All of the records below should be output exactly.

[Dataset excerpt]
━━━
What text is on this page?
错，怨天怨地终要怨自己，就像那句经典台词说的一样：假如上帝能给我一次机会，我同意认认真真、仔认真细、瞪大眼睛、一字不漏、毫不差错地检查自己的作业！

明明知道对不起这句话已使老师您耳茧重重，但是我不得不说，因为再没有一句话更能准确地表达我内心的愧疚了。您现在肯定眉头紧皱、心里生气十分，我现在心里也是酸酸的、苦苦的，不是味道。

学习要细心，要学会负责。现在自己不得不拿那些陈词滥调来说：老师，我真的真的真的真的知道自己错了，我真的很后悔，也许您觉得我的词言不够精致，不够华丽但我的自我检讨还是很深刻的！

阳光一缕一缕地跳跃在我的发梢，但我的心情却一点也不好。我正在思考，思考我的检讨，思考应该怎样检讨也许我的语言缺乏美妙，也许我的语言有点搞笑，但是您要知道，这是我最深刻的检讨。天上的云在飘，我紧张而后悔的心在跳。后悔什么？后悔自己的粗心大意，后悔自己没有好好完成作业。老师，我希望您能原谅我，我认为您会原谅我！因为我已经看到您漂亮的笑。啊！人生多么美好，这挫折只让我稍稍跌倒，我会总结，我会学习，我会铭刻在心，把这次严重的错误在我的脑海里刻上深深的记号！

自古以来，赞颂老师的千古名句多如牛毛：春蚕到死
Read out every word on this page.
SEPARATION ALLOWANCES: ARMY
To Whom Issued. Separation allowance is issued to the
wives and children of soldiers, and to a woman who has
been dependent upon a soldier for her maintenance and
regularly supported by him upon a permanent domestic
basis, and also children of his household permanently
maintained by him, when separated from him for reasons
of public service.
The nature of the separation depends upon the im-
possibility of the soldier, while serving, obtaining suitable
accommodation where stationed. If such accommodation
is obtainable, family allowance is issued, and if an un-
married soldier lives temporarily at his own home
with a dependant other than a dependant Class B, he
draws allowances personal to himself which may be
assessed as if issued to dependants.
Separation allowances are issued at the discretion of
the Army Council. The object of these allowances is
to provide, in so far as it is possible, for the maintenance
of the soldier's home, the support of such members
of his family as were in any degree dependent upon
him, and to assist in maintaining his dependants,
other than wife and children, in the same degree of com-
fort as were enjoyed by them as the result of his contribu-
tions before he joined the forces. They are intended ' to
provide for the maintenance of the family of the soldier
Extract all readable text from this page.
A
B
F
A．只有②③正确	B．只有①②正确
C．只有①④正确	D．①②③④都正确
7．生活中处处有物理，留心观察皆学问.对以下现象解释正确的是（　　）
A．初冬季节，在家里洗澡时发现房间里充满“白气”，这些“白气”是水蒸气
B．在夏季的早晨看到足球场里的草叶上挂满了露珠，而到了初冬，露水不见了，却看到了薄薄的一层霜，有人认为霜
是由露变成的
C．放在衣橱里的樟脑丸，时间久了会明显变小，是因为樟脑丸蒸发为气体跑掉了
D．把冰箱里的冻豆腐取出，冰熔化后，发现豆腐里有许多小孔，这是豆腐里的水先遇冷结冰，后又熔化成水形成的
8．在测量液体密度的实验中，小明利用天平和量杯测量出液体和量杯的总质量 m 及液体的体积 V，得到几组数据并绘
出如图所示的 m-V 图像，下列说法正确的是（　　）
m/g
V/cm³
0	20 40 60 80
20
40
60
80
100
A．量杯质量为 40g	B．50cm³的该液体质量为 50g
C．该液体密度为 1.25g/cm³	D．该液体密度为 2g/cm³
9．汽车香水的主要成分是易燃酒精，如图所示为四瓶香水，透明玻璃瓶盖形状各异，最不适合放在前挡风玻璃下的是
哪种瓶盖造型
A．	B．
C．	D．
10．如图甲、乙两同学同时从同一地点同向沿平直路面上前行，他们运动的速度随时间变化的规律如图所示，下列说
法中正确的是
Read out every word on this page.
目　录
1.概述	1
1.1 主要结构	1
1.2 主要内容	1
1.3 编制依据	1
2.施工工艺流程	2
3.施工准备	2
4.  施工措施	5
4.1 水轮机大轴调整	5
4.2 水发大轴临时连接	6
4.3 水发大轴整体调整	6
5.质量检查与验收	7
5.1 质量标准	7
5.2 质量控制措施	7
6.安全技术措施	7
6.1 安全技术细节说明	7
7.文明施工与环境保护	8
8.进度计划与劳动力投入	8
━━━
* Exercise response:
What text is on this page?
错，怨天怨地终要怨自己，就像那句经典台词说的一样：假如上帝能给我一次机会，我同意认认真真、仔认真细、瞪大眼睛、一字不漏、毫不差错地检查自己的作业！

明明知道对不起这句话已使老师您耳茧重重，但是我不得不说，因为再没有一句话更能准确地表达我内心的愧疚了。您现在肯定眉头紧皱、心里生气十分，我现在心里也是酸酸的、苦苦的，不是味道。

学习要细心，要学会负责。现在自己不得不拿那些陈词滥调来说：老师，我真的真的真的真的知道自己错了，我真的很后悔，也许您觉得我的词言不够精致，不够华丽但我的自我检讨还是很深刻的！

阳光一缕一缕地跳跃在我的发梢，但我的心情却一点也不好。我正在思考，思考我的检讨，思考应该怎样检讨也许我的语言缺乏美妙，也许我的语言有点搞笑，但是您要知道，这是我最深刻的检讨。天上的云在飘，我紧张而后悔的心在跳。后悔什么？后悔自己的粗心大意，后悔自己没有好好完成作业。老师，我希望您能原谅我，我认为您会原谅我！因为我已经看到您漂亮的笑。啊！人生多么美好，这挫折只让我稍稍跌倒，我会总结，我会学习，我会铭刻在心，把这次严重的错误在我的脑海里刻上深深的记号！

自古以来，赞颂老师的千古名句多如牛毛：春蚕到死
Read out every word on this page.
SEPARATION ALLOWANCES: ARMY
To Whom Issued. Separation allowance is issued to the
wives and children of soldiers, and to a woman who has
been dependent upon a soldier for her maintenance and
regularly supported by him upon a permanent domestic
basis, and also children of his household permanently
maintained by him, when separated from him for reasons
of public service.
The nature of the separation depends upon the im-
possibility of the soldier, while serving, obtaining suitable
accommodation where stationed. If such accommodation
is obtainable, family allowance is issued, and if an un-
married soldier lives temporarily at his own home
with a dependant other than a dependant Class B, he
draws allowances personal to himself which may be
assessed as if issued to dependants.
Separation allowances are issued at the discretion of
the Army Council. The object of these allowances is
to provide, in so far as it is possible, for the maintenance
of the soldier's home, the support of such members
of his family as were in any degree dependent upon
him, and to assist in maintaining his dependants,
other than wife and children, in the same degree of com-
fort as were enjoyed by them as the result of his contribu-
tions before he joined the forces. They are intended ' to
provide for the maintenance of the family of the soldier
Extract all readable text from this page.
A
B
F
A．只有②③正确	B．只有①②正确
C．只有①④正确	D．①②③④都正确
7．生活中处处有物理，留心观察皆学问.对以下现象解释正确的是（　　）
A．初冬季节，在家里洗澡时发现房间里充满“白气”，这些“白气”是水蒸气
B．在夏季的早晨看到足球场里的草叶上挂满了露珠，而到了初冬，露水不见了，却看到了薄薄的一层霜，有人认为霜
是由露变成的
C．放在衣橱里的樟脑丸，时间久了会明显变小，是因为樟脑丸蒸发为气体跑掉了
D．把冰箱里的冻豆腐取出，冰熔化后，发现豆腐里有许多小孔，这是豆腐里的水先遇冷结冰，后又熔化成水形成的
8．在测量液体密度的实验中，小明利用天平和量杯测量出液体和量杯的总质量 m 及液体的体积 V，得到几组数据并绘
出如图所示的 m-V 图像，下列说法正确的是（　　）
m/g
V/cm³
0	20 40 60 80
20
40
60
80
100
A．量杯质量为 40g	B．50cm³的该液体质量为 50g
C．该液体密度为 1.25g/cm³	D．该液体密度为 2g/cm³
9．汽车香水的主要成分是易燃酒精，如图所示为四瓶香水，透明玻璃瓶盖形状各异，最不适合放在前挡风玻璃下的是
哪种瓶盖造型
A．	B．
C．	D．
10．如图甲、乙两同学同时从同一地点同向沿平直路面上前行，他们运动的速度随时间变化的规律如图所示，下列说
法中正确的是
Read out every word on this page.
目　录
1.概述	1
1.1 主要结构	1
1.2 主要内容	1
1.3 编制依据	1
2.施工工艺流程	2
3.施工准备	2
4.  施工措施	5
4.1 水轮机大轴调整	5
4.2 水发大轴临时连接	6
4.3 水发大轴整体调整	6
5.质量检查与验收	7
5.1 质量标准	7
5.2 质量控制措施	7
6.安全技术措施	7
6.1 安全技术细节说明	7
7.文明施工与环境保护	8
8.进度计划与劳动力投入	8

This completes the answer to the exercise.